§ **SHORT PROBLEM**:
Reproduce each record below exactly as written.

====== PROVIDED RECORDS

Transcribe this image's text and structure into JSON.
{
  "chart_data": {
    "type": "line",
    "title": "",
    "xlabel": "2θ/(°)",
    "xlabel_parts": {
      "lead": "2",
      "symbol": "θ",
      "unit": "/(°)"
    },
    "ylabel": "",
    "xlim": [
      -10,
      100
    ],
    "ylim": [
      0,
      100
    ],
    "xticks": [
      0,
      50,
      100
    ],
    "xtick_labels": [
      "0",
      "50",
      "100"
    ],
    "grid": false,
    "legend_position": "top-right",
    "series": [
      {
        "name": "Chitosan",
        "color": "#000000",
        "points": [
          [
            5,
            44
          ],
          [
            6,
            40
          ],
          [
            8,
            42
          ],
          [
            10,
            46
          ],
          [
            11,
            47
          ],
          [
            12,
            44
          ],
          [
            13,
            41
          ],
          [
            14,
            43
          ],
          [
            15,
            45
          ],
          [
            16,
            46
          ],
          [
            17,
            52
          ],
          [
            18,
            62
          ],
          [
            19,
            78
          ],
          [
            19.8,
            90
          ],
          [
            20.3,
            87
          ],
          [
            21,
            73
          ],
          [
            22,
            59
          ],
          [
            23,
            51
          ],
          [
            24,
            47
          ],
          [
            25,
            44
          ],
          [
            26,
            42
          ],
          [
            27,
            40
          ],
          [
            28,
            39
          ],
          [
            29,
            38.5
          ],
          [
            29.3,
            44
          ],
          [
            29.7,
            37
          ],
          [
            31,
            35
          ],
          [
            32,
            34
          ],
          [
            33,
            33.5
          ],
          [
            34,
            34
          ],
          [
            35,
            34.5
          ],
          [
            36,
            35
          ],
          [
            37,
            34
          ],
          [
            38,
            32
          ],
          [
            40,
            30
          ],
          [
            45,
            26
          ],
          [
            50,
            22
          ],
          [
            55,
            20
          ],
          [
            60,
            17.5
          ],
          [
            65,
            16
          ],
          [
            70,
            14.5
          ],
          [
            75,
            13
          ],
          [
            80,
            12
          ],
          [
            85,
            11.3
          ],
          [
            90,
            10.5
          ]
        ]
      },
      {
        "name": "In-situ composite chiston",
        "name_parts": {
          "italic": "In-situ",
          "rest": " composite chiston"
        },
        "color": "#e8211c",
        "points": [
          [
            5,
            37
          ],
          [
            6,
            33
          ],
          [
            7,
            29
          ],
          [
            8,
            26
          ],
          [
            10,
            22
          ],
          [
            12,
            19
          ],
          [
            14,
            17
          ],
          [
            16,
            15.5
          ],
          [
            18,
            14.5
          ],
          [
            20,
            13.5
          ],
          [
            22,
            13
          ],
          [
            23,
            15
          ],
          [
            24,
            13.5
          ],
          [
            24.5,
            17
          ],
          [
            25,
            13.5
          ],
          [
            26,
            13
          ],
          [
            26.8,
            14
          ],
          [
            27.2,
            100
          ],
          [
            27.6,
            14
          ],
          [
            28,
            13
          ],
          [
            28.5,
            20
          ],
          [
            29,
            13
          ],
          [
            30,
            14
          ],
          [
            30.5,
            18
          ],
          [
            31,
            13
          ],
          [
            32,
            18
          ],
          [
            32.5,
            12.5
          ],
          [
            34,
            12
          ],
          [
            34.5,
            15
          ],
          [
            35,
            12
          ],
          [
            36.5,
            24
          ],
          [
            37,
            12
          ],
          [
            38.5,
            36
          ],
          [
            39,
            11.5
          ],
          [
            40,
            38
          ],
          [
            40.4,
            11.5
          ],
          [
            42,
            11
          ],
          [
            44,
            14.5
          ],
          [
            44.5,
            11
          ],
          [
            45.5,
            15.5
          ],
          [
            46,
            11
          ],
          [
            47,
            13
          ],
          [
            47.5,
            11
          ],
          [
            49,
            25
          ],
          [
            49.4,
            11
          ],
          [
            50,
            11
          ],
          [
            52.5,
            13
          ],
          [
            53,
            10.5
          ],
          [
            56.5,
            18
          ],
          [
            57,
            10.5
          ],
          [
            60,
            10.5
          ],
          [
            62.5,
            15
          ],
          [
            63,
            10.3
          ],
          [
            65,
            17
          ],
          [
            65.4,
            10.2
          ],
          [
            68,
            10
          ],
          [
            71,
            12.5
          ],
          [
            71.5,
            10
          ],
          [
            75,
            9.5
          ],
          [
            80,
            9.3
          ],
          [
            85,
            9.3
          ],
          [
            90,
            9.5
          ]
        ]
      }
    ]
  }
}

============

§ **RESULT OF THE TASK**:
Transcribe this image's text and structure into JSON.
{
  "chart_data": {
    "type": "line",
    "title": "",
    "xlabel": "2θ/(°)",
    "xlabel_parts": {
      "lead": "2",
      "symbol": "θ",
      "unit": "/(°)"
    },
    "ylabel": "",
    "xlim": [
      -10,
      100
    ],
    "ylim": [
      0,
      100
    ],
    "xticks": [
      0,
      50,
      100
    ],
    "xtick_labels": [
      "0",
      "50",
      "100"
    ],
    "grid": false,
    "legend_position": "top-right",
    "series": [
      {
        "name": "Chitosan",
        "color": "#000000",
        "points": [
          [
            5,
            44
          ],
          [
            6,
            40
          ],
          [
            8,
            42
          ],
          [
            10,
            46
          ],
          [
            11,
            47
          ],
          [
            12,
            44
          ],
          [
            13,
            41
          ],
          [
            14,
            43
          ],
          [
            15,
            45
          ],
          [
            16,
            46
          ],
          [
            17,
            52
          ],
          [
            18,
            62
          ],
          [
            19,
            78
          ],
          [
            19.8,
            90
          ],
          [
            20.3,
            87
          ],
          [
            21,
            73
          ],
          [
            22,
            59
          ],
          [
            23,
            51
          ],
          [
            24,
            47
          ],
          [
            25,
            44
          ],
          [
            26,
            42
          ],
          [
            27,
            40
          ],
          [
            28,
            39
          ],
          [
            29,
            38.5
          ],
          [
            29.3,
            44
          ],
          [
            29.7,
            37
          ],
          [
            31,
            35
          ],
          [
            32,
            34
          ],
          [
            33,
            33.5
          ],
          [
            34,
            34
          ],
          [
            35,
            34.5
          ],
          [
            36,
            35
          ],
          [
            37,
            34
          ],
          [
            38,
            32
          ],
          [
            40,
            30
          ],
          [
            45,
            26
          ],
          [
            50,
            22
          ],
          [
            55,
            20
          ],
          [
            60,
            17.5
          ],
          [
            65,
            16
          ],
          [
            70,
            14.5
          ],
          [
            75,
            13
          ],
          [
            80,
            12
          ],
          [
            85,
            11.3
          ],
          [
            90,
            10.5
          ]
        ]
      },
      {
        "name": "In-situ composite chiston",
        "name_parts": {
          "italic": "In-situ",
          "rest": " composite chiston"
        },
        "color": "#e8211c",
        "points": [
          [
            5,
            37
          ],
          [
            6,
            33
          ],
          [
            7,
            29
          ],
          [
            8,
            26
          ],
          [
            10,
            22
          ],
          [
            12,
            19
          ],
          [
            14,
            17
          ],
          [
            16,
            15.5
          ],
          [
            18,
            14.5
          ],
          [
            20,
            13.5
          ],
          [
            22,
            13
          ],
          [
            23,
            15
          ],
          [
            24,
            13.5
          ],
          [
            24.5,
            17
          ],
          [
            25,
            13.5
          ],
          [
            26,
            13
          ],
          [
            26.8,
            14
          ],
          [
            27.2,
            100
          ],
          [
            27.6,
            14
          ],
          [
            28,
            13
          ],
          [
            28.5,
            20
          ],
          [
            29,
            13
          ],
          [
            30,
            14
          ],
          [
            30.5,
            18
          ],
          [
            31,
            13
          ],
          [
            32,
            18
          ],
          [
            32.5,
            12.5
          ],
          [
            34,
            12
          ],
          [
            34.5,
            15
          ],
          [
            35,
            12
          ],
          [
            36.5,
            24
          ],
          [
            37,
            12
          ],
          [
            38.5,
            36
          ],
          [
            39,
            11.5
          ],
          [
            40,
            38
          ],
          [
            40.4,
            11.5
          ],
          [
            42,
            11
          ],
          [
            44,
            14.5
          ],
          [
            44.5,
            11
          ],
          [
            45.5,
            15.5
          ],
          [
            46,
            11
          ],
          [
            47,
            13
          ],
          [
            47.5,
            11
          ],
          [
            49,
            25
          ],
          [
            49.4,
            11
          ],
          [
            50,
            11
          ],
          [
            52.5,
            13
          ],
          [
            53,
            10.5
          ],
          [
            56.5,
            18
          ],
          [
            57,
            10.5
          ],
          [
            60,
            10.5
          ],
          [
            62.5,
            15
          ],
          [
            63,
            10.3
          ],
          [
            65,
            17
          ],
          [
            65.4,
            10.2
          ],
          [
            68,
            10
          ],
          [
            71,
            12.5
          ],
          [
            71.5,
            10
          ],
          [
            75,
            9.5
          ],
          [
            80,
            9.3
          ],
          [
            85,
            9.3
          ],
          [
            90,
            9.5
          ]
        ]
      }
    ]
  }
}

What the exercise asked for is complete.